■ OBJECTIVE ■
Repeat the material exactly, leaving nothing out.

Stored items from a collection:
◆ ◆ ◆ ◆ ◆
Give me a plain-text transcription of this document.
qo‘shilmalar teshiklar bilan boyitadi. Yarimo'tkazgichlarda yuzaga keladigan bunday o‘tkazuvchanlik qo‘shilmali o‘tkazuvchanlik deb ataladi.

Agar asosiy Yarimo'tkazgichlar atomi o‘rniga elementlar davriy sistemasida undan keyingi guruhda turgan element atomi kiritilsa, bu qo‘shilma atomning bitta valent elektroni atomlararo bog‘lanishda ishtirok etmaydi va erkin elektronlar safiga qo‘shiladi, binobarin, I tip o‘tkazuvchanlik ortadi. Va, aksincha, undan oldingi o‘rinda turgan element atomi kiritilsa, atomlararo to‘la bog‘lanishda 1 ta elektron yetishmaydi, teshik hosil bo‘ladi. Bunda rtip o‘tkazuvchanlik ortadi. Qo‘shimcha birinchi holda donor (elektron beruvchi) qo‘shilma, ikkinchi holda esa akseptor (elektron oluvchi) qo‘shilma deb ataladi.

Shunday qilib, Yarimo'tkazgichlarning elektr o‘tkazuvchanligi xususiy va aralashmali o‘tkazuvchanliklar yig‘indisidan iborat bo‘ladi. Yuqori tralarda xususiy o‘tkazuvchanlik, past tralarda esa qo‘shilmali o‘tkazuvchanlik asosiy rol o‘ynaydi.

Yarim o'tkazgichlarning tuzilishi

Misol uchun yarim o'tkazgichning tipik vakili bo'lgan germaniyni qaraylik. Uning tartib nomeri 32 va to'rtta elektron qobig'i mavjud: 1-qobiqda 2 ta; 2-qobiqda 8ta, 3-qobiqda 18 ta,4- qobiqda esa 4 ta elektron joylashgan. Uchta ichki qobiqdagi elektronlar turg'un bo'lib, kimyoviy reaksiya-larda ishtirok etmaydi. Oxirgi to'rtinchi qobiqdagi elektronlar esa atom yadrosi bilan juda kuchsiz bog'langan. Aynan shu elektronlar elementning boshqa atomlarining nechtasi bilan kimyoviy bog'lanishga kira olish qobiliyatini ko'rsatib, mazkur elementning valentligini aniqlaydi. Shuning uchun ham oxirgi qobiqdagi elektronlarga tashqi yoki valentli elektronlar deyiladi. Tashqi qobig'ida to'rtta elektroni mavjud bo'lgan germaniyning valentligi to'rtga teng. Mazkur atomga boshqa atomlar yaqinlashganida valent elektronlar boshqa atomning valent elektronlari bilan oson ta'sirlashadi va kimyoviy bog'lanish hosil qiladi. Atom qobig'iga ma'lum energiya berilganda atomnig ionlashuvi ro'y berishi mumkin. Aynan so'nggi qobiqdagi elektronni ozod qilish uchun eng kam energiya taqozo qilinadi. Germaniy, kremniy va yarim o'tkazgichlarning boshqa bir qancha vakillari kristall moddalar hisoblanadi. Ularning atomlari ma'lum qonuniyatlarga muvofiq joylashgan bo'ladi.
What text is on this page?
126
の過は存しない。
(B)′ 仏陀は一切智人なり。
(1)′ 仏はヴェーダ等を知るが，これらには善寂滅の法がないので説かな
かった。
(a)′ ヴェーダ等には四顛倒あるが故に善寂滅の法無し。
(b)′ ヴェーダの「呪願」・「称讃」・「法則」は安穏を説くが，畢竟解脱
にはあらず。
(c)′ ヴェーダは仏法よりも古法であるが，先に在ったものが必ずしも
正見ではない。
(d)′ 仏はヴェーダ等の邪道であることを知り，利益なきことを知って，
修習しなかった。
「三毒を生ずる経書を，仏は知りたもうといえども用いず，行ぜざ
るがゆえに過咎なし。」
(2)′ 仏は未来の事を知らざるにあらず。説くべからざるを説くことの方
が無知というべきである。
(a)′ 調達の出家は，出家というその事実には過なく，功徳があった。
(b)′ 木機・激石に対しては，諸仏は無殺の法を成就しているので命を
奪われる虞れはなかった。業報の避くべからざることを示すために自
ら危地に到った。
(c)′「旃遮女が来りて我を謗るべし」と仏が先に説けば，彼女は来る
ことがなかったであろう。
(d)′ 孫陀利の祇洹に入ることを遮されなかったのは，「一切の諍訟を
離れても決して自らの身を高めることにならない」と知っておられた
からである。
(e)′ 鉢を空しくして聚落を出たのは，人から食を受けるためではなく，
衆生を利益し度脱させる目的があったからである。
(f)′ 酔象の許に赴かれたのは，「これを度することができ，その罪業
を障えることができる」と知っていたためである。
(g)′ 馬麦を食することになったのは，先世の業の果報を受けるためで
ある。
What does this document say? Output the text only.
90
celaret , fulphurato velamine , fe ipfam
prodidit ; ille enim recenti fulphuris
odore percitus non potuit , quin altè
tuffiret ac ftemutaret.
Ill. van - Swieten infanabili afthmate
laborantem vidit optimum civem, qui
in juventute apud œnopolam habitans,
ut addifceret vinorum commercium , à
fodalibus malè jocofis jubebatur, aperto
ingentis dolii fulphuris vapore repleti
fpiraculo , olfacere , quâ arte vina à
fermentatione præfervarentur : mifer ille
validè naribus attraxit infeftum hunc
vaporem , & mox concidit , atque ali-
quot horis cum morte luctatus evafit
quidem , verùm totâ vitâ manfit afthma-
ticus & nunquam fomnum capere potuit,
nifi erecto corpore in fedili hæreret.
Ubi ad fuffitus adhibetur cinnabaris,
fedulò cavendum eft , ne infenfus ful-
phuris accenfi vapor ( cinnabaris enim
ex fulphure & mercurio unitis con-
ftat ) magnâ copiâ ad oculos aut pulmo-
◆ ◆ ◆ ◆ ◆
■ THE RESULT ■
Give me a plain-text transcription of this document.
qo‘shilmalar teshiklar bilan boyitadi. Yarimo'tkazgichlarda yuzaga keladigan bunday o‘tkazuvchanlik qo‘shilmali o‘tkazuvchanlik deb ataladi.

Agar asosiy Yarimo'tkazgichlar atomi o‘rniga elementlar davriy sistemasida undan keyingi guruhda turgan element atomi kiritilsa, bu qo‘shilma atomning bitta valent elektroni atomlararo bog‘lanishda ishtirok etmaydi va erkin elektronlar safiga qo‘shiladi, binobarin, I tip o‘tkazuvchanlik ortadi. Va, aksincha, undan oldingi o‘rinda turgan element atomi kiritilsa, atomlararo to‘la bog‘lanishda 1 ta elektron yetishmaydi, teshik hosil bo‘ladi. Bunda rtip o‘tkazuvchanlik ortadi. Qo‘shimcha birinchi holda donor (elektron beruvchi) qo‘shilma, ikkinchi holda esa akseptor (elektron oluvchi) qo‘shilma deb ataladi.

Shunday qilib, Yarimo'tkazgichlarning elektr o‘tkazuvchanligi xususiy va aralashmali o‘tkazuvchanliklar yig‘indisidan iborat bo‘ladi. Yuqori tralarda xususiy o‘tkazuvchanlik, past tralarda esa qo‘shilmali o‘tkazuvchanlik asosiy rol o‘ynaydi.

Yarim o'tkazgichlarning tuzilishi

Misol uchun yarim o'tkazgichning tipik vakili bo'lgan germaniyni qaraylik. Uning tartib nomeri 32 va to'rtta elektron qobig'i mavjud: 1-qobiqda 2 ta; 2-qobiqda 8ta, 3-qobiqda 18 ta,4- qobiqda esa 4 ta elektron joylashgan. Uchta ichki qobiqdagi elektronlar turg'un bo'lib, kimyoviy reaksiya-larda ishtirok etmaydi. Oxirgi to'rtinchi qobiqdagi elektronlar esa atom yadrosi bilan juda kuchsiz bog'langan. Aynan shu elektronlar elementning boshqa atomlarining nechtasi bilan kimyoviy bog'lanishga kira olish qobiliyatini ko'rsatib, mazkur elementning valentligini aniqlaydi. Shuning uchun ham oxirgi qobiqdagi elektronlarga tashqi yoki valentli elektronlar deyiladi. Tashqi qobig'ida to'rtta elektroni mavjud bo'lgan germaniyning valentligi to'rtga teng. Mazkur atomga boshqa atomlar yaqinlashganida valent elektronlar boshqa atomning valent elektronlari bilan oson ta'sirlashadi va kimyoviy bog'lanish hosil qiladi. Atom qobig'iga ma'lum energiya berilganda atomnig ionlashuvi ro'y berishi mumkin. Aynan so'nggi qobiqdagi elektronni ozod qilish uchun eng kam energiya taqozo qilinadi. Germaniy, kremniy va yarim o'tkazgichlarning boshqa bir qancha vakillari kristall moddalar hisoblanadi. Ularning atomlari ma'lum qonuniyatlarga muvofiq joylashgan bo'ladi.
What text is on this page?
126
の過は存しない。
(B)′ 仏陀は一切智人なり。
(1)′ 仏はヴェーダ等を知るが，これらには善寂滅の法がないので説かな
かった。
(a)′ ヴェーダ等には四顛倒あるが故に善寂滅の法無し。
(b)′ ヴェーダの「呪願」・「称讃」・「法則」は安穏を説くが，畢竟解脱
にはあらず。
(c)′ ヴェーダは仏法よりも古法であるが，先に在ったものが必ずしも
正見ではない。
(d)′ 仏はヴェーダ等の邪道であることを知り，利益なきことを知って，
修習しなかった。
「三毒を生ずる経書を，仏は知りたもうといえども用いず，行ぜざ
るがゆえに過咎なし。」
(2)′ 仏は未来の事を知らざるにあらず。説くべからざるを説くことの方
が無知というべきである。
(a)′ 調達の出家は，出家というその事実には過なく，功徳があった。
(b)′ 木機・激石に対しては，諸仏は無殺の法を成就しているので命を
奪われる虞れはなかった。業報の避くべからざることを示すために自
ら危地に到った。
(c)′「旃遮女が来りて我を謗るべし」と仏が先に説けば，彼女は来る
ことがなかったであろう。
(d)′ 孫陀利の祇洹に入ることを遮されなかったのは，「一切の諍訟を
離れても決して自らの身を高めることにならない」と知っておられた
からである。
(e)′ 鉢を空しくして聚落を出たのは，人から食を受けるためではなく，
衆生を利益し度脱させる目的があったからである。
(f)′ 酔象の許に赴かれたのは，「これを度することができ，その罪業
を障えることができる」と知っていたためである。
(g)′ 馬麦を食することになったのは，先世の業の果報を受けるためで
ある。
What does this document say? Output the text only.
90
celaret , fulphurato velamine , fe ipfam
prodidit ; ille enim recenti fulphuris
odore percitus non potuit , quin altè
tuffiret ac ftemutaret.
Ill. van - Swieten infanabili afthmate
laborantem vidit optimum civem, qui
in juventute apud œnopolam habitans,
ut addifceret vinorum commercium , à
fodalibus malè jocofis jubebatur, aperto
ingentis dolii fulphuris vapore repleti
fpiraculo , olfacere , quâ arte vina à
fermentatione præfervarentur : mifer ille
validè naribus attraxit infeftum hunc
vaporem , & mox concidit , atque ali-
quot horis cum morte luctatus evafit
quidem , verùm totâ vitâ manfit afthma-
ticus & nunquam fomnum capere potuit,
nifi erecto corpore in fedili hæreret.
Ubi ad fuffitus adhibetur cinnabaris,
fedulò cavendum eft , ne infenfus ful-
phuris accenfi vapor ( cinnabaris enim
ex fulphure & mercurio unitis con-
ftat ) magnâ copiâ ad oculos aut pulmo-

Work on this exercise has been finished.